[Entries with figure data]
┏━━
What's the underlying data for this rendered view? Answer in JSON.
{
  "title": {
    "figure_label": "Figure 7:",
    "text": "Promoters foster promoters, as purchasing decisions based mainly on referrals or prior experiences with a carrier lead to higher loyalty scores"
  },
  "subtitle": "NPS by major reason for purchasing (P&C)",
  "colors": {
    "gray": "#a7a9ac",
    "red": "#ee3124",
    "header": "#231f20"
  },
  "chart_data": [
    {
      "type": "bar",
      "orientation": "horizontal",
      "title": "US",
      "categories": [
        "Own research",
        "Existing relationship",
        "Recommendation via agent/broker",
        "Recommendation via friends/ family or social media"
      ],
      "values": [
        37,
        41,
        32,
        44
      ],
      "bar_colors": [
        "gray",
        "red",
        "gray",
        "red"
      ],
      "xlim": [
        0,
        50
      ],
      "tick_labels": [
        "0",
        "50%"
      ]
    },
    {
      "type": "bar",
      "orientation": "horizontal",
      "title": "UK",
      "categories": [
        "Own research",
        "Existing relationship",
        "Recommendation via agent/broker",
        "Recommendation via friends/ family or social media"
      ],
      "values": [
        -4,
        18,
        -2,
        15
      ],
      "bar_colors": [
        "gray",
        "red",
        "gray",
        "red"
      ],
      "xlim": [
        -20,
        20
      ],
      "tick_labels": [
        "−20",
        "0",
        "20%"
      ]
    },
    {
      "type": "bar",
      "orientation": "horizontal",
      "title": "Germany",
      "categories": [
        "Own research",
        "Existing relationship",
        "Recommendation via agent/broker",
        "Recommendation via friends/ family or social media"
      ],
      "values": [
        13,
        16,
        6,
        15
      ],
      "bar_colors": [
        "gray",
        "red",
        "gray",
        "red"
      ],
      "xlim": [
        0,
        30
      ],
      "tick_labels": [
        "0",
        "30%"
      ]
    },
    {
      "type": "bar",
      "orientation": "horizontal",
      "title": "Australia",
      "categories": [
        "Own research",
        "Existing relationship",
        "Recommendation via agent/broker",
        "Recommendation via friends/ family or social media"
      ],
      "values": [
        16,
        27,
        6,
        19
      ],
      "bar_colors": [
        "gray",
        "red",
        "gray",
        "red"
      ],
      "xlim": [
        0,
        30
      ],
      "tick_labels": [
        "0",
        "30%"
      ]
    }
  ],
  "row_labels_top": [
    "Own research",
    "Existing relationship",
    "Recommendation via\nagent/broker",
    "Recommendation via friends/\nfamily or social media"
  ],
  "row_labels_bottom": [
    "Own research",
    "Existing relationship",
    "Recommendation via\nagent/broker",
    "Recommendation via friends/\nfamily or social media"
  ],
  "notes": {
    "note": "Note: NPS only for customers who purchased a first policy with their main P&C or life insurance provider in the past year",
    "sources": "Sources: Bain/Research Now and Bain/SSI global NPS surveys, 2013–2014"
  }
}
┗━━
Your instructions -
Set down the entries verbatim, leaving none out.

Expected output -
What's the underlying data for this rendered view? Answer in JSON.
{
  "title": {
    "figure_label": "Figure 7:",
    "text": "Promoters foster promoters, as purchasing decisions based mainly on referrals or prior experiences with a carrier lead to higher loyalty scores"
  },
  "subtitle": "NPS by major reason for purchasing (P&C)",
  "colors": {
    "gray": "#a7a9ac",
    "red": "#ee3124",
    "header": "#231f20"
  },
  "chart_data": [
    {
      "type": "bar",
      "orientation": "horizontal",
      "title": "US",
      "categories": [
        "Own research",
        "Existing relationship",
        "Recommendation via agent/broker",
        "Recommendation via friends/ family or social media"
      ],
      "values": [
        37,
        41,
        32,
        44
      ],
      "bar_colors": [
        "gray",
        "red",
        "gray",
        "red"
      ],
      "xlim": [
        0,
        50
      ],
      "tick_labels": [
        "0",
        "50%"
      ]
    },
    {
      "type": "bar",
      "orientation": "horizontal",
      "title": "UK",
      "categories": [
        "Own research",
        "Existing relationship",
        "Recommendation via agent/broker",
        "Recommendation via friends/ family or social media"
      ],
      "values": [
        -4,
        18,
        -2,
        15
      ],
      "bar_colors": [
        "gray",
        "red",
        "gray",
        "red"
      ],
      "xlim": [
        -20,
        20
      ],
      "tick_labels": [
        "−20",
        "0",
        "20%"
      ]
    },
    {
      "type": "bar",
      "orientation": "horizontal",
      "title": "Germany",
      "categories": [
        "Own research",
        "Existing relationship",
        "Recommendation via agent/broker",
        "Recommendation via friends/ family or social media"
      ],
      "values": [
        13,
        16,
        6,
        15
      ],
      "bar_colors": [
        "gray",
        "red",
        "gray",
        "red"
      ],
      "xlim": [
        0,
        30
      ],
      "tick_labels": [
        "0",
        "30%"
      ]
    },
    {
      "type": "bar",
      "orientation": "horizontal",
      "title": "Australia",
      "categories": [
        "Own research",
        "Existing relationship",
        "Recommendation via agent/broker",
        "Recommendation via friends/ family or social media"
      ],
      "values": [
        16,
        27,
        6,
        19
      ],
      "bar_colors": [
        "gray",
        "red",
        "gray",
        "red"
      ],
      "xlim": [
        0,
        30
      ],
      "tick_labels": [
        "0",
        "30%"
      ]
    }
  ],
  "row_labels_top": [
    "Own research",
    "Existing relationship",
    "Recommendation via\nagent/broker",
    "Recommendation via friends/\nfamily or social media"
  ],
  "row_labels_bottom": [
    "Own research",
    "Existing relationship",
    "Recommendation via\nagent/broker",
    "Recommendation via friends/\nfamily or social media"
  ],
  "notes": {
    "note": "Note: NPS only for customers who purchased a first policy with their main P&C or life insurance provider in the past year",
    "sources": "Sources: Bain/Research Now and Bain/SSI global NPS surveys, 2013–2014"
  }
}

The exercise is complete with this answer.